### Short exercise
Report how many of the lines below contain the word "data", taking case into account. Give only the number.

Bounding box entry lines
****************

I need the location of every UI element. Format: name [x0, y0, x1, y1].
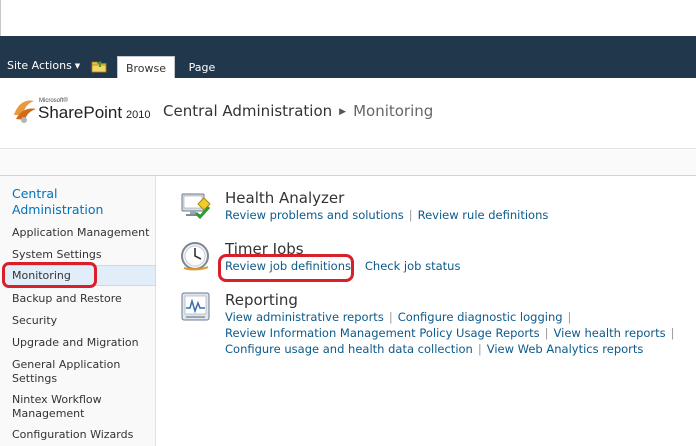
nav-item-general-application-settings[interactable]: General Application Settings	[12, 358, 137, 385]
highlight-annotation-review-job-definitions	[218, 254, 354, 282]
reporting-icon	[181, 292, 210, 321]
link-separator: |	[477, 342, 482, 356]
link-separator: |	[670, 326, 675, 340]
sharepoint-logo: Microsoft® SharePoint 2010	[14, 97, 150, 123]
link-view-web-analytics-reports[interactable]: View Web Analytics reports	[487, 342, 644, 356]
navigate-up-folder-icon[interactable]	[91, 59, 107, 73]
section-title-reporting: Reporting	[225, 291, 298, 309]
highlight-annotation-monitoring	[2, 262, 97, 288]
nav-item-application-management[interactable]: Application Management	[12, 226, 152, 240]
site-actions-menu[interactable]: Site Actions ▼	[7, 59, 80, 72]
reporting-links-row-1: View administrative reports | Configure di…	[225, 310, 576, 324]
title-separator-bar	[0, 148, 696, 176]
nav-item-nintex-workflow-management[interactable]: Nintex Workflow Management	[12, 393, 122, 420]
breadcrumb-current-page: Monitoring	[353, 102, 434, 120]
link-separator: |	[408, 208, 413, 222]
link-separator: |	[356, 259, 360, 273]
nav-item-upgrade-and-migration[interactable]: Upgrade and Migration	[12, 336, 152, 350]
breadcrumb-central-administration[interactable]: Central Administration	[163, 102, 332, 120]
tab-page[interactable]: Page	[182, 56, 222, 78]
nav-item-configuration-wizards[interactable]: Configuration Wizards	[12, 428, 152, 442]
link-separator: |	[567, 310, 572, 324]
tab-browse[interactable]: Browse	[117, 56, 175, 78]
breadcrumb: Central Administration ▶ Monitoring	[163, 102, 433, 120]
site-actions-label: Site Actions	[7, 59, 72, 72]
tab-browse-label: Browse	[125, 62, 167, 75]
breadcrumb-separator-icon: ▶	[339, 107, 347, 117]
top-blank-area	[0, 0, 696, 36]
section-title-health-analyzer: Health Analyzer	[225, 189, 345, 207]
link-separator: |	[388, 310, 393, 324]
link-view-administrative-reports[interactable]: View administrative reports	[225, 310, 384, 324]
nav-item-backup-and-restore[interactable]: Backup and Restore	[12, 292, 152, 306]
reporting-links-row-2: Review Information Management Policy Usa…	[225, 326, 680, 340]
nav-heading-central-administration[interactable]: Central Administration	[12, 186, 147, 218]
tab-page-label: Page	[188, 61, 216, 74]
nav-item-security[interactable]: Security	[12, 314, 152, 328]
link-review-information-management-policy-usage-reports[interactable]: Review Information Management Policy Usa…	[225, 326, 540, 340]
nav-item-system-settings[interactable]: System Settings	[12, 248, 152, 262]
link-review-rule-definitions[interactable]: Review rule definitions	[418, 208, 549, 222]
logo-product-text: SharePoint	[38, 103, 122, 122]
link-configure-usage-and-health-data-collection[interactable]: Configure usage and health data collecti…	[225, 342, 473, 356]
logo-version-text: 2010	[126, 109, 150, 121]
link-separator: |	[544, 326, 549, 340]
link-configure-diagnostic-logging[interactable]: Configure diagnostic logging	[398, 310, 563, 324]
clock-icon	[181, 242, 209, 271]
reporting-links-row-3: Configure usage and health data collecti…	[225, 342, 643, 356]
link-check-job-status[interactable]: Check job status	[365, 259, 461, 273]
link-view-health-reports[interactable]: View health reports	[554, 326, 666, 340]
health-analyzer-icon	[181, 193, 211, 220]
link-review-problems-and-solutions[interactable]: Review problems and solutions	[225, 208, 404, 222]
health-analyzer-links: Review problems and solutions | Review rul…	[225, 208, 548, 222]
dropdown-arrow-icon: ▼	[74, 62, 81, 70]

****************

### Correct answer
2